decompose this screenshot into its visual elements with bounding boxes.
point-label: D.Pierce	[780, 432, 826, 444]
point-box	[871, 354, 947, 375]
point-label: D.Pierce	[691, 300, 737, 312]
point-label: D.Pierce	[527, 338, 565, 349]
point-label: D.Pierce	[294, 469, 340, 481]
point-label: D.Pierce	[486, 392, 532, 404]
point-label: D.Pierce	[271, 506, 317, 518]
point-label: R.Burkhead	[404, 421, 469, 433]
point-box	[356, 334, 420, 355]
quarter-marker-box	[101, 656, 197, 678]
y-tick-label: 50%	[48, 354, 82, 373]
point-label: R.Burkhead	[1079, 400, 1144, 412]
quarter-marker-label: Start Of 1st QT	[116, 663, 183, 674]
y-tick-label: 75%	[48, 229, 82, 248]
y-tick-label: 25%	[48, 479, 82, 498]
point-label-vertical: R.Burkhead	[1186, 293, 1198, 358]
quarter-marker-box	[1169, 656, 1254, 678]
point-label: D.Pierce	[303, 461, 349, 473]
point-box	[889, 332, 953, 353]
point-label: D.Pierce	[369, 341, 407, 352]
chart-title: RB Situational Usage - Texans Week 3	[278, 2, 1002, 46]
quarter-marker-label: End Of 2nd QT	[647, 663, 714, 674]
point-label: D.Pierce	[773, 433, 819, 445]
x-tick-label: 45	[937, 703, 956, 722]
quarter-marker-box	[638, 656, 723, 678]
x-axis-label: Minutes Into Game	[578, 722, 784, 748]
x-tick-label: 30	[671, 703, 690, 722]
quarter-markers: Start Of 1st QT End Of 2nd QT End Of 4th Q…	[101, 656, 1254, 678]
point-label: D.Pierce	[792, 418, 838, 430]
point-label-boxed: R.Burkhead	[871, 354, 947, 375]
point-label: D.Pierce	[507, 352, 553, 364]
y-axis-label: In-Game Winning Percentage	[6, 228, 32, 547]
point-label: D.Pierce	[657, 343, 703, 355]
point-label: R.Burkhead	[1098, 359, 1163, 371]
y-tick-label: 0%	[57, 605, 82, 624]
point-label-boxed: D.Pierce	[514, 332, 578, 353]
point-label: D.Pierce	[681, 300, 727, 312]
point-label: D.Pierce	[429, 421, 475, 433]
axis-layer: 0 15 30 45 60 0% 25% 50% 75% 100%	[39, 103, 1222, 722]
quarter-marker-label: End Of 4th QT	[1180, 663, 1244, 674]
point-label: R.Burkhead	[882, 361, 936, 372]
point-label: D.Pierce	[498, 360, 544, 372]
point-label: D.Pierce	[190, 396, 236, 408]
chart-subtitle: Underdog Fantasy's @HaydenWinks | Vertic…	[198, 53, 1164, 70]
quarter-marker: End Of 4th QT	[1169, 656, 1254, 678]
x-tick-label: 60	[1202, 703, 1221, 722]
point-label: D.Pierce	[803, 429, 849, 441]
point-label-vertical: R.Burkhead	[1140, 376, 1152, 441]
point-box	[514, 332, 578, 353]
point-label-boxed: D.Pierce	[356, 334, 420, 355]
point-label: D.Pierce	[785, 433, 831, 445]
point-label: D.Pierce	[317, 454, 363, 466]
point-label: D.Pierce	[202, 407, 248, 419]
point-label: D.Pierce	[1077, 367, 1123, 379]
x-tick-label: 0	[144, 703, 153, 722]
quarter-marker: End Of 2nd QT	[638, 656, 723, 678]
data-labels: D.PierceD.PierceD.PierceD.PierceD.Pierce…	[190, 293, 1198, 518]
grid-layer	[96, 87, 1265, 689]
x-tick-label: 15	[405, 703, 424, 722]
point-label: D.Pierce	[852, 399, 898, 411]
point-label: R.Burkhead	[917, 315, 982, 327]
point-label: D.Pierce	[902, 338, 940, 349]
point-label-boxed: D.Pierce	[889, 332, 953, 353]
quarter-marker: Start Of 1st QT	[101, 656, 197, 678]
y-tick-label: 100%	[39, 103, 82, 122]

=== Exercise ===
Render each line of the listing above as an item in a numbered list, omitting any blank lines.

=== Written response ===
1. decompose this screenshot into its visual elements with bounding boxes.
2. point-label: D.Pierce	[780, 432, 826, 444]
3. point-box	[871, 354, 947, 375]
4. point-label: D.Pierce	[691, 300, 737, 312]
5. point-label: D.Pierce	[527, 338, 565, 349]
6. point-label: D.Pierce	[294, 469, 340, 481]
7. point-label: D.Pierce	[486, 392, 532, 404]
8. point-label: D.Pierce	[271, 506, 317, 518]
9. point-label: R.Burkhead	[404, 421, 469, 433]
10. point-box	[356, 334, 420, 355]
11. quarter-marker-box	[101, 656, 197, 678]
12. y-tick-label: 50%	[48, 354, 82, 373]
13. point-label: R.Burkhead	[1079, 400, 1144, 412]
14. quarter-marker-label: Start Of 1st QT	[116, 663, 183, 674]
15. y-tick-label: 75%	[48, 229, 82, 248]
16. y-tick-label: 25%	[48, 479, 82, 498]
17. point-label-vertical: R.Burkhead	[1186, 293, 1198, 358]
18. quarter-marker-box	[1169, 656, 1254, 678]
19. point-label: D.Pierce	[303, 461, 349, 473]
20. point-box	[889, 332, 953, 353]
21. point-label: D.Pierce	[369, 341, 407, 352]
22. chart-title: RB Situational Usage - Texans Week 3	[278, 2, 1002, 46]
23. quarter-marker-label: End Of 2nd QT	[647, 663, 714, 674]
24. point-label: D.Pierce	[773, 433, 819, 445]
25. x-tick-label: 45	[937, 703, 956, 722]
26. quarter-marker-box	[638, 656, 723, 678]
27. x-axis-label: Minutes Into Game	[578, 722, 784, 748]
28. x-tick-label: 30	[671, 703, 690, 722]
29. quarter-markers: Start Of 1st QT End Of 2nd QT End Of 4th Q…	[101, 656, 1254, 678]
30. point-label: D.Pierce	[792, 418, 838, 430]
31. point-label-boxed: R.Burkhead	[871, 354, 947, 375]
32. point-label: D.Pierce	[507, 352, 553, 364]
33. y-axis-label: In-Game Winning Percentage	[6, 228, 32, 547]
34. point-label: D.Pierce	[657, 343, 703, 355]
35. point-label: R.Burkhead	[1098, 359, 1163, 371]
36. y-tick-label: 0%	[57, 605, 82, 624]
37. point-label-boxed: D.Pierce	[514, 332, 578, 353]
38. point-label: D.Pierce	[681, 300, 727, 312]
39. point-label: D.Pierce	[429, 421, 475, 433]
40. axis-layer: 0 15 30 45 60 0% 25% 50% 75% 100%	[39, 103, 1222, 722]
41. quarter-marker-label: End Of 4th QT	[1180, 663, 1244, 674]
42. point-label: R.Burkhead	[882, 361, 936, 372]
43. point-label: D.Pierce	[498, 360, 544, 372]
44. point-label: D.Pierce	[190, 396, 236, 408]
45. chart-subtitle: Underdog Fantasy's @HaydenWinks | Vertic…	[198, 53, 1164, 70]
46. quarter-marker: End Of 4th QT	[1169, 656, 1254, 678]
47. x-tick-label: 60	[1202, 703, 1221, 722]
48. point-label: D.Pierce	[803, 429, 849, 441]
49. point-label-vertical: R.Burkhead	[1140, 376, 1152, 441]
50. point-box	[514, 332, 578, 353]
51. point-label-boxed: D.Pierce	[356, 334, 420, 355]
52. point-label: D.Pierce	[785, 433, 831, 445]
53. point-label: D.Pierce	[317, 454, 363, 466]
54. point-label: D.Pierce	[202, 407, 248, 419]
55. point-label: D.Pierce	[1077, 367, 1123, 379]
56. x-tick-label: 0	[144, 703, 153, 722]
57. quarter-marker: End Of 2nd QT	[638, 656, 723, 678]
58. data-labels: D.PierceD.PierceD.PierceD.PierceD.Pierce…	[190, 293, 1198, 518]
59. grid-layer	[96, 87, 1265, 689]
60. x-tick-label: 15	[405, 703, 424, 722]
61. point-label: D.Pierce	[852, 399, 898, 411]
62. point-label: R.Burkhead	[917, 315, 982, 327]
63. point-label: D.Pierce	[902, 338, 940, 349]
64. point-label-boxed: D.Pierce	[889, 332, 953, 353]
65. quarter-marker: Start Of 1st QT	[101, 656, 197, 678]
66. y-tick-label: 100%	[39, 103, 82, 122]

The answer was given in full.